### Work to do
Filter the entries below, keeping every line that has the word "fishing".

### Raw data
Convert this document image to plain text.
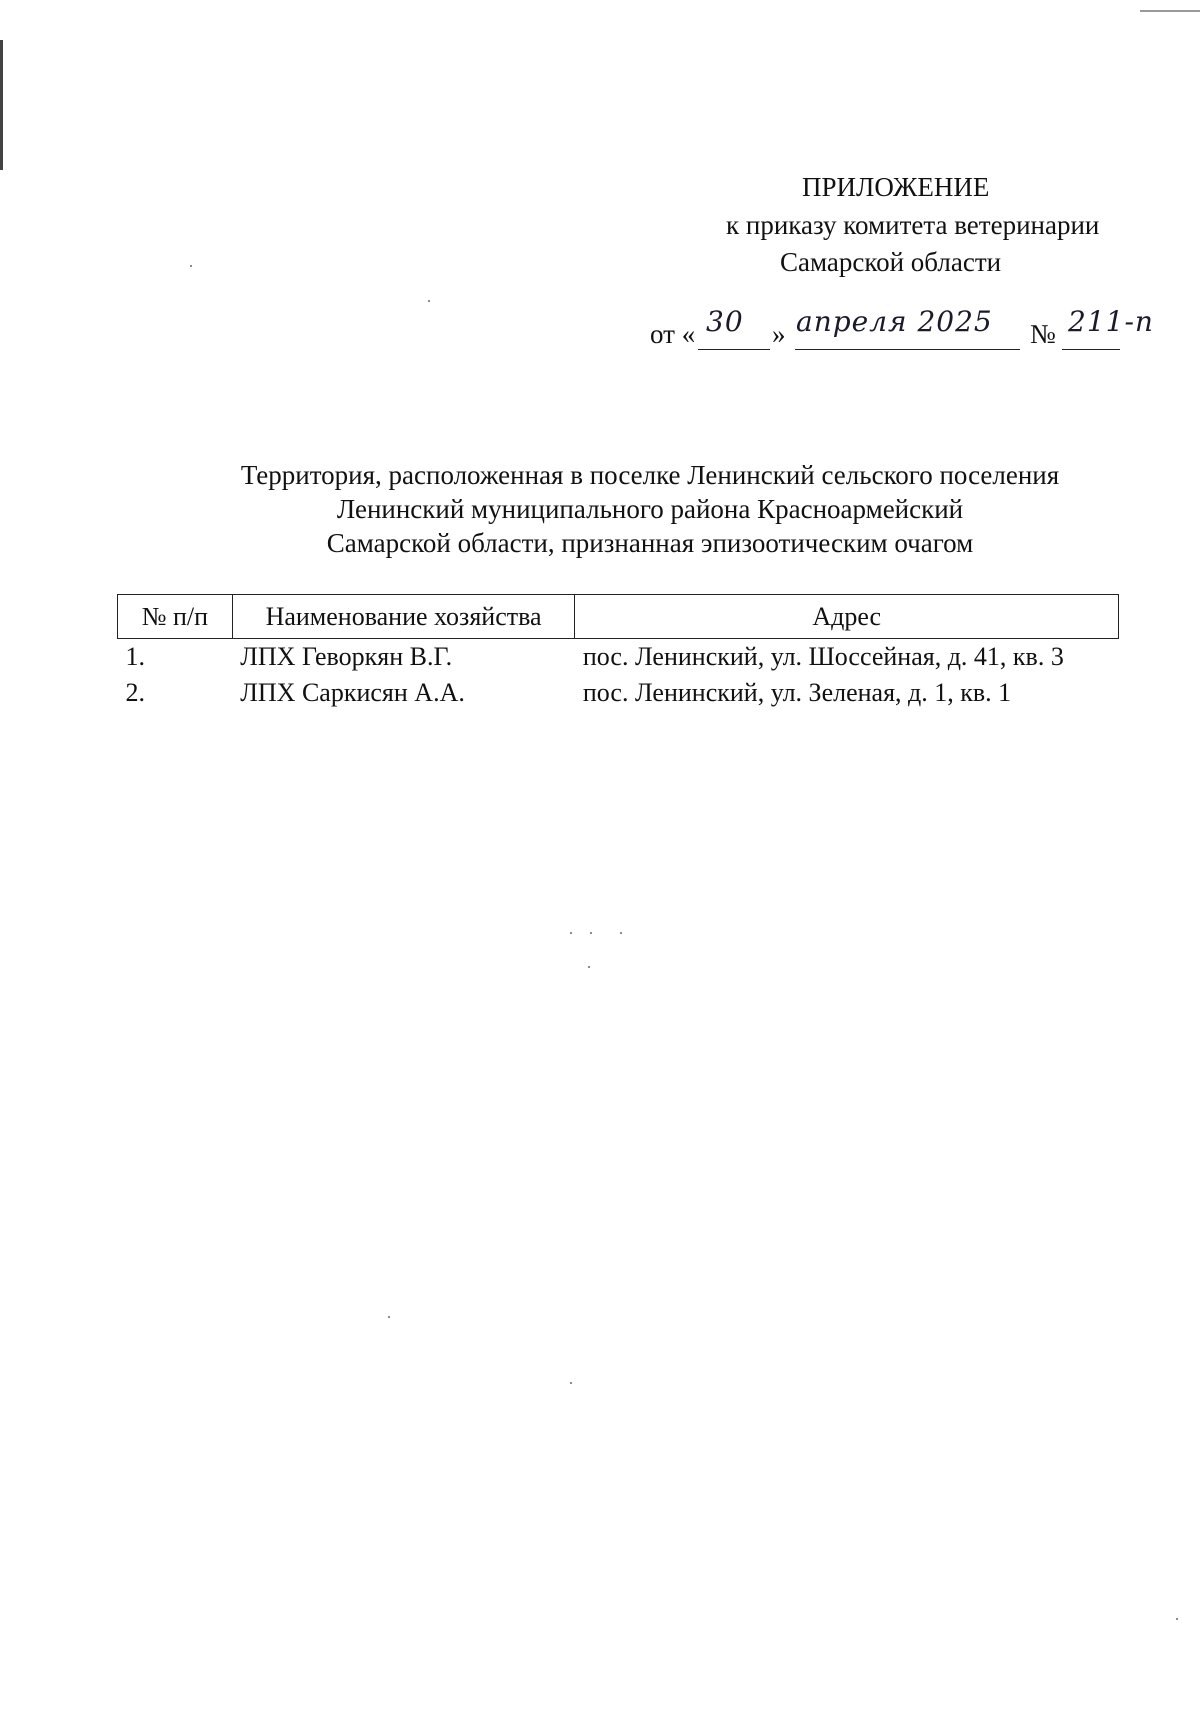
ПРИЛОЖЕНИЕ
к приказу комитета ветеринарии
Самарской области
от « 30 » апреля 2025 № 211-п
Территория, расположенная в поселке Ленинский сельского поселения
Ленинский муниципального района Красноармейский
Самарской области, признанная эпизоотическим очагом
№ п/п	Наименование хозяйства	Адрес
1.	ЛПХ Геворкян В.Г.	пос. Ленинский, ул. Шоссейная, д. 41, кв. 3
2.	ЛПХ Саркисян А.А.	пос. Ленинский, ул. Зеленая, д. 1, кв. 1
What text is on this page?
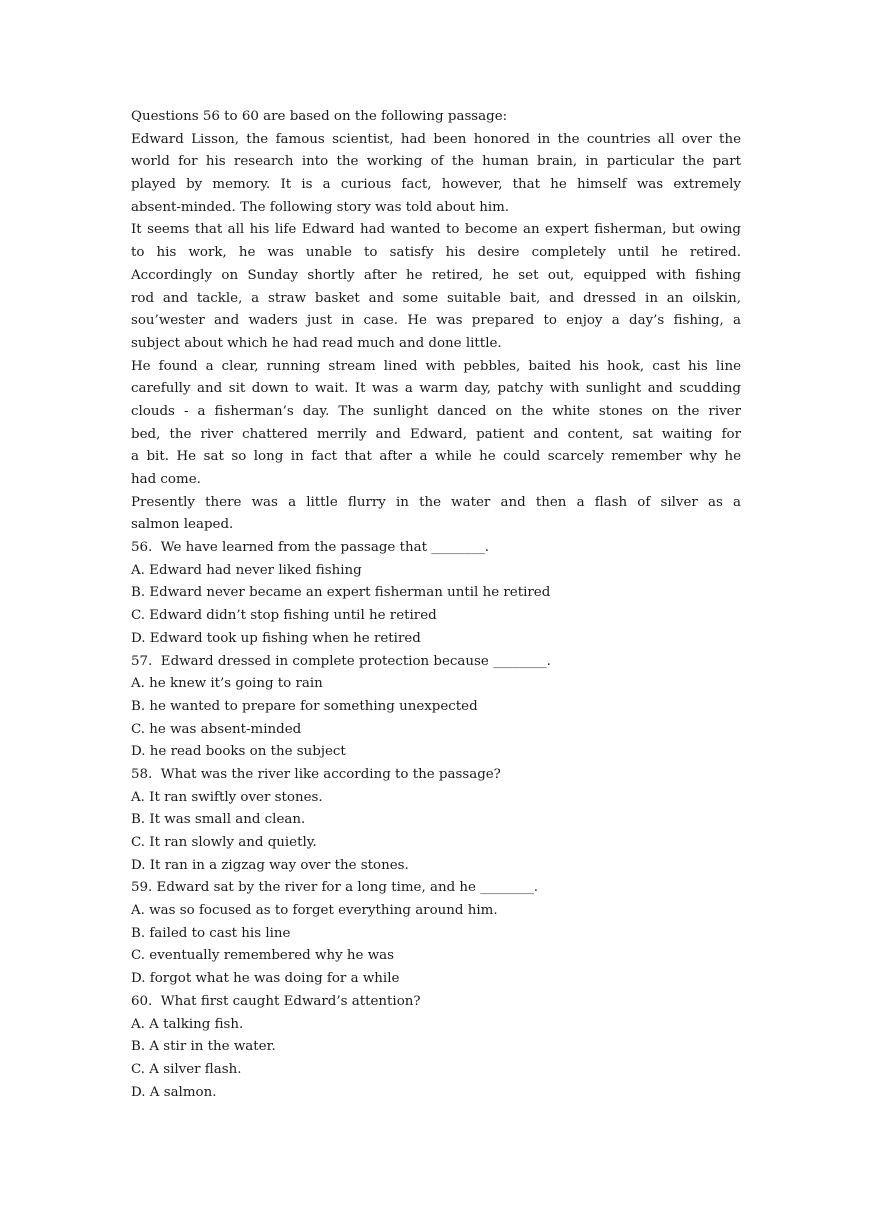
Questions 56 to 60 are based on the following passage:
Edward Lisson, the famous scientist, had been honored in the countries all over the
world for his research into the working of the human brain, in particular the part
played by memory. It is a curious fact, however, that he himself was extremely
absent-minded. The following story was told about him.
It seems that all his life Edward had wanted to become an expert fisherman, but owing
to his work, he was unable to satisfy his desire completely until he retired.
Accordingly on Sunday shortly after he retired, he set out, equipped with fishing
rod and tackle, a straw basket and some suitable bait, and dressed in an oilskin,
sou’wester and waders just in case. He was prepared to enjoy a day’s fishing, a
subject about which he had read much and done little.
He found a clear, running stream lined with pebbles, baited his hook, cast his line
carefully and sit down to wait. It was a warm day, patchy with sunlight and scudding
clouds - a fisherman’s day. The sunlight danced on the white stones on the river
bed, the river chattered merrily and Edward, patient and content, sat waiting for
a bit. He sat so long in fact that after a while he could scarcely remember why he
had come.
Presently there was a little flurry in the water and then a flash of silver as a
salmon leaped.
56.  We have learned from the passage that ________.
A. Edward had never liked fishing
B. Edward never became an expert fisherman until he retired
C. Edward didn’t stop fishing until he retired
D. Edward took up fishing when he retired
57.  Edward dressed in complete protection because ________.
A. he knew it’s going to rain
B. he wanted to prepare for something unexpected
C. he was absent-minded
D. he read books on the subject
58.  What was the river like according to the passage?
A. It ran swiftly over stones.
B. It was small and clean.
C. It ran slowly and quietly.
D. It ran in a zigzag way over the stones.
59. Edward sat by the river for a long time, and he ________.
A. was so focused as to forget everything around him.
B. failed to cast his line
C. eventually remembered why he was
D. forgot what he was doing for a while
60.  What first caught Edward’s attention?
A. A talking fish.
B. A stir in the water.
C. A silver flash.
D. A salmon.
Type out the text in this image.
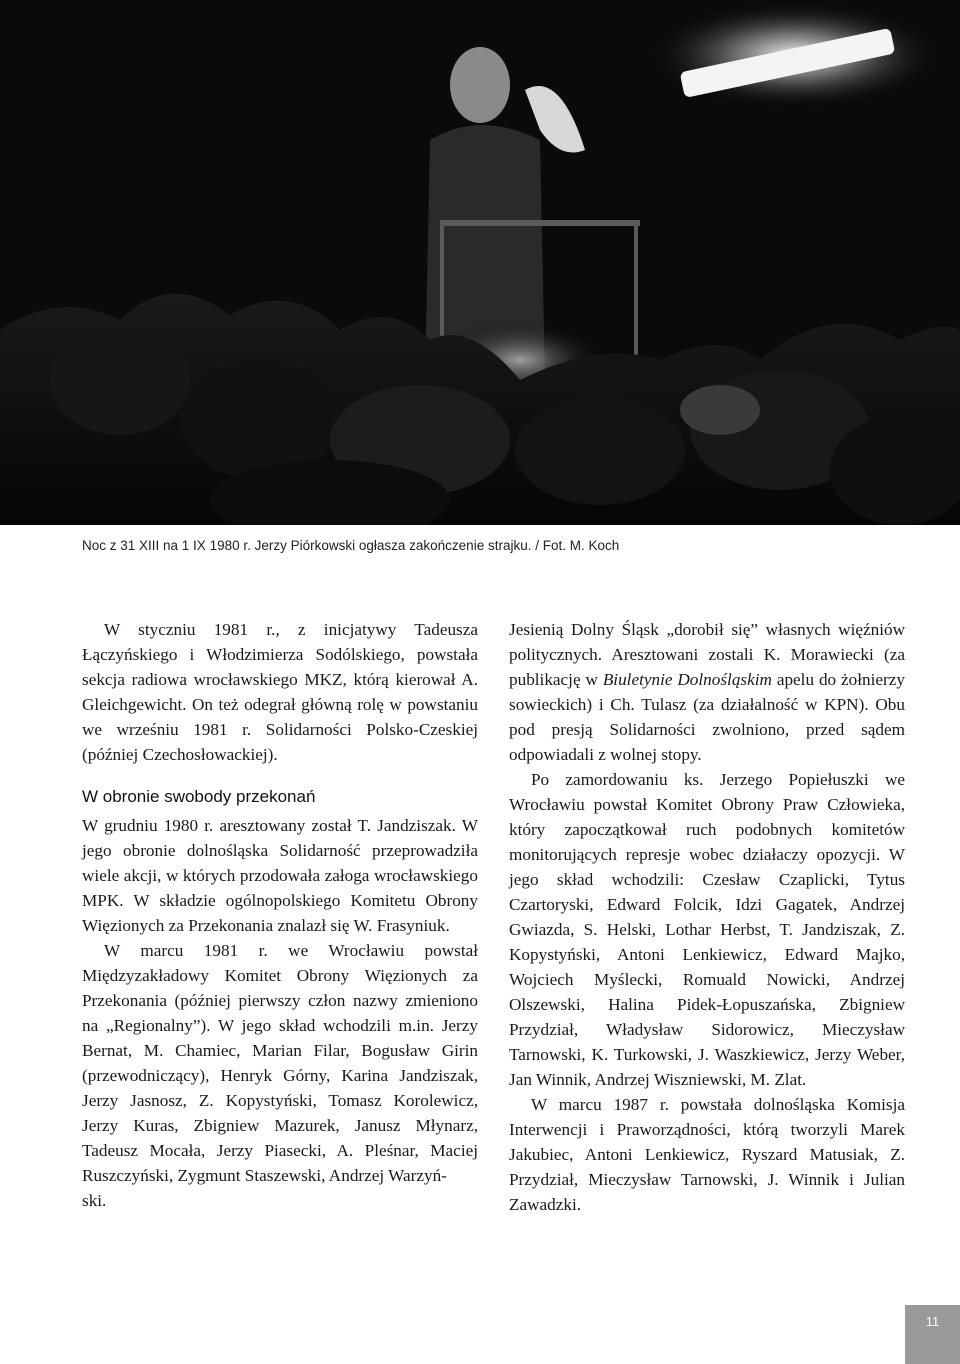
Noc z 31 XIII na 1 IX 1980 r. Jerzy Piórkowski ogłasza zakończenie strajku. / Fot. M. Koch

W styczniu 1981 r., z inicjatywy Tadeusza Łączyńskiego i Włodzimierza Sodólskiego, powstała sekcja radiowa wrocławskiego MKZ, którą kierował A. Gleichgewicht. On też odegrał główną rolę w powstaniu we wrześniu 1981 r. Solidarności Polsko-Czeskiej (później Czechosłowackiej).

W obronie swobody przekonań

W grudniu 1980 r. aresztowany został T. Jandziszak. W jego obronie dolnośląska Solidarność przeprowadziła wiele akcji, w których przodowała załoga wrocławskiego MPK. W składzie ogólnopolskiego Komitetu Obrony Więzionych za Przekonania znalazł się W. Frasyniuk.

W marcu 1981 r. we Wrocławiu powstał Międzyzakładowy Komitet Obrony Więzionych za Przekonania (później pierwszy człon nazwy zmieniono na „Regionalny”). W jego skład wchodzili m.in. Jerzy Bernat, M. Chamiec, Marian Filar, Bogusław Girin (przewodniczący), Henryk Górny, Karina Jandziszak, Jerzy Jasnosz, Z. Kopystyński, Tomasz Korolewicz, Jerzy Kuras, Zbigniew Mazurek, Janusz Młynarz, Tadeusz Mocała, Jerzy Piasecki, A. Pleśnar, Maciej Ruszczyński, Zygmunt Staszewski, Andrzej Warzyń-

ski.

Jesienią Dolny Śląsk „dorobił się” własnych więźniów politycznych. Aresztowani zostali K. Morawiecki (za publikację w Biuletynie Dolnośląskim apelu do żołnierzy sowieckich) i Ch. Tulasz (za działalność w KPN). Obu pod presją Solidarności zwolniono, przed sądem odpowiadali z wolnej stopy.

Po zamordowaniu ks. Jerzego Popiełuszki we Wrocławiu powstał Komitet Obrony Praw Człowieka, który zapoczątkował ruch podobnych komitetów monitorujących represje wobec działaczy opozycji. W jego skład wchodzili: Czesław Czaplicki, Tytus Czartoryski, Edward Folcik, Idzi Gagatek, Andrzej Gwiazda, S. Helski, Lothar Herbst, T. Jandziszak, Z. Kopystyński, Antoni Lenkiewicz, Edward Majko, Wojciech Myślecki, Romuald Nowicki, Andrzej Olszewski, Halina Pidek-Łopuszańska, Zbigniew Przydział, Władysław Sidorowicz, Mieczysław Tarnowski, K. Turkowski, J. Waszkiewicz, Jerzy Weber, Jan Winnik, Andrzej Wiszniewski, M. Zlat.

W marcu 1987 r. powstała dolnośląska Komisja Interwencji i Praworządności, którą tworzyli Marek Jakubiec, Antoni Lenkiewicz, Ryszard Matusiak, Z. Przydział, Mieczysław Tarnowski, J. Winnik i Julian Zawadzki.

11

### Response
Accordingly on Sunday shortly after he retired, he set out, equipped with fishing
sou’wester and waders just in case. He was prepared to enjoy a day’s fishing, a
A. Edward had never liked fishing
C. Edward didn’t stop fishing until he retired
D. Edward took up fishing when he retired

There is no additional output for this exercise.